[Dataset entries]
┏━━

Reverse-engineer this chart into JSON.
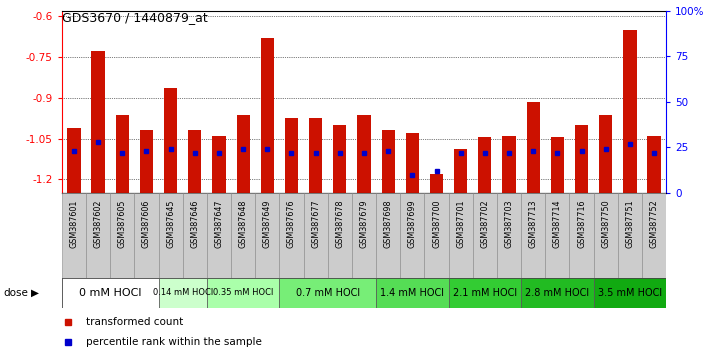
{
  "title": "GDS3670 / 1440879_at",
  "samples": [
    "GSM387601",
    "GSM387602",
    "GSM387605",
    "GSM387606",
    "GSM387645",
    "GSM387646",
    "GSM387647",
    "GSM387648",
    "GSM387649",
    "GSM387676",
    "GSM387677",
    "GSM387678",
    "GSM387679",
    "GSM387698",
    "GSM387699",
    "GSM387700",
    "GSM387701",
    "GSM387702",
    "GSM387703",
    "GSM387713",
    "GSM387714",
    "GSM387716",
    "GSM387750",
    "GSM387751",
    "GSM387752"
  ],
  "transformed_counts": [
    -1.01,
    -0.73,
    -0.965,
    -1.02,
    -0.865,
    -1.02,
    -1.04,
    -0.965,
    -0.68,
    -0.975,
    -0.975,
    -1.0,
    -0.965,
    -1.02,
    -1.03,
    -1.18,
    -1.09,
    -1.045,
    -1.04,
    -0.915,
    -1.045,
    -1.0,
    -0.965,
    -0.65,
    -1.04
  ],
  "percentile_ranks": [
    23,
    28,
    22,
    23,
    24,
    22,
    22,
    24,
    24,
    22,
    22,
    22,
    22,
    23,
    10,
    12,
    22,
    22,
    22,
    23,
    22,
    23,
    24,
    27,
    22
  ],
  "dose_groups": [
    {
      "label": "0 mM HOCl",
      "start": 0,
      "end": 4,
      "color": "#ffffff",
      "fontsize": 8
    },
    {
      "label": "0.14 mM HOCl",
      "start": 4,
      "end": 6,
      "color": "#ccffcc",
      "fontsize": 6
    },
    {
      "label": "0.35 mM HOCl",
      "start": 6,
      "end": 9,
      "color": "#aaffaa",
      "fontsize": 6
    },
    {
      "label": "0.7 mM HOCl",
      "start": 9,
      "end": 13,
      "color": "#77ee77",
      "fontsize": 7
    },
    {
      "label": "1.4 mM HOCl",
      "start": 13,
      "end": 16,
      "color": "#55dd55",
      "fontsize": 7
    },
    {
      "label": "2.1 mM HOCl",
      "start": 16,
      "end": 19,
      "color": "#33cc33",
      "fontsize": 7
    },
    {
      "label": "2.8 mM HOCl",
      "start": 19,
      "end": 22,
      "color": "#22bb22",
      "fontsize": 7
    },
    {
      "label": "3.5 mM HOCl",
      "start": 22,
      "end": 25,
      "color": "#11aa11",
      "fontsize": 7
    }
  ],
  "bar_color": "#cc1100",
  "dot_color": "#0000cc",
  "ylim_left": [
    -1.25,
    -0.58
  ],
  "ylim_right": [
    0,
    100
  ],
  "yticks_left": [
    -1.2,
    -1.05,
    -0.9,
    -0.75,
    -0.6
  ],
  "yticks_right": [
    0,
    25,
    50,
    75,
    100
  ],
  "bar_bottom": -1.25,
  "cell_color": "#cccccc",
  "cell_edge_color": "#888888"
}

┗━━
┏━━

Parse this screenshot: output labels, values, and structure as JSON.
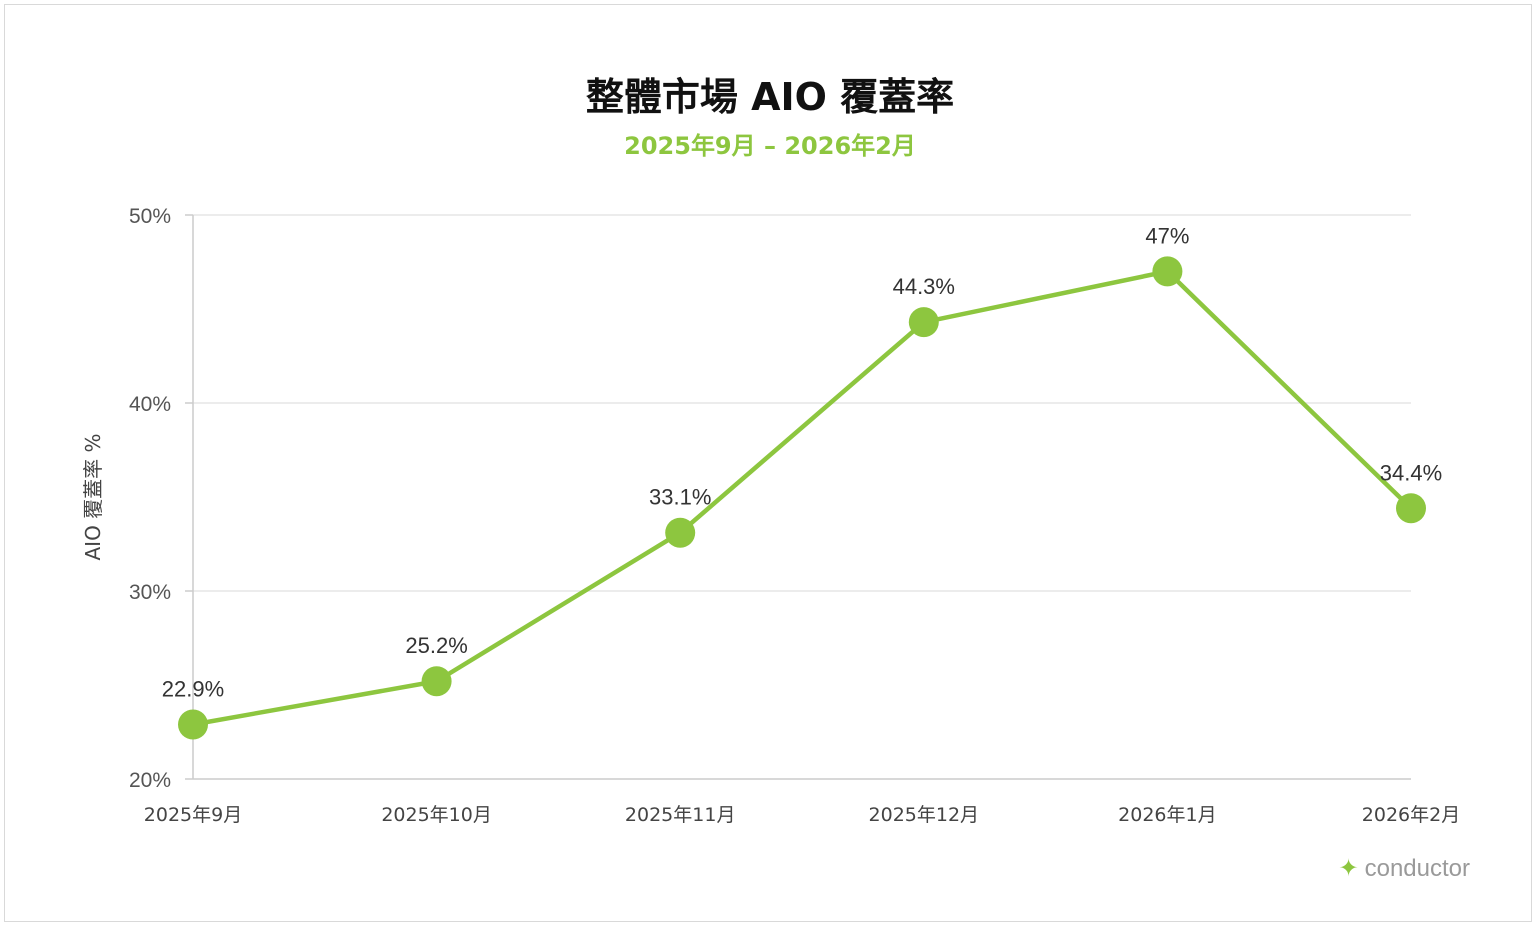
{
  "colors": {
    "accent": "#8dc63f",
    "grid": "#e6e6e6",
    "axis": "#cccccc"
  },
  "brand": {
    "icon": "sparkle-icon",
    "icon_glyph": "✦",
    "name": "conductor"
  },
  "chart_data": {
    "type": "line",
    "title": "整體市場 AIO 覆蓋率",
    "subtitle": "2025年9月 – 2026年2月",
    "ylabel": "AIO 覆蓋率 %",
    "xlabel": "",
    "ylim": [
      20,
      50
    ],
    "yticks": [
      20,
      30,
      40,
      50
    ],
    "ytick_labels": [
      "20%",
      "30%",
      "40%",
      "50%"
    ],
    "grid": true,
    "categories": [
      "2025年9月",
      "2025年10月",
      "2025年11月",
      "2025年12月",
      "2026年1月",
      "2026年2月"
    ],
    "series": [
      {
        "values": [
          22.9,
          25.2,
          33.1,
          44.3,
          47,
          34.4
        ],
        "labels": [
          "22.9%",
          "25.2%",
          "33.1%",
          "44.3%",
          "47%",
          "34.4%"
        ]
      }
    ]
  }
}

┗━━

Directions for this task: Copy each line of the listing that includes "start".

Response to this exercise:
      "start": 0,
      "start": 4,
      "start": 6,
      "start": 9,
      "start": 13,
      "start": 16,
      "start": 19,
      "start": 22,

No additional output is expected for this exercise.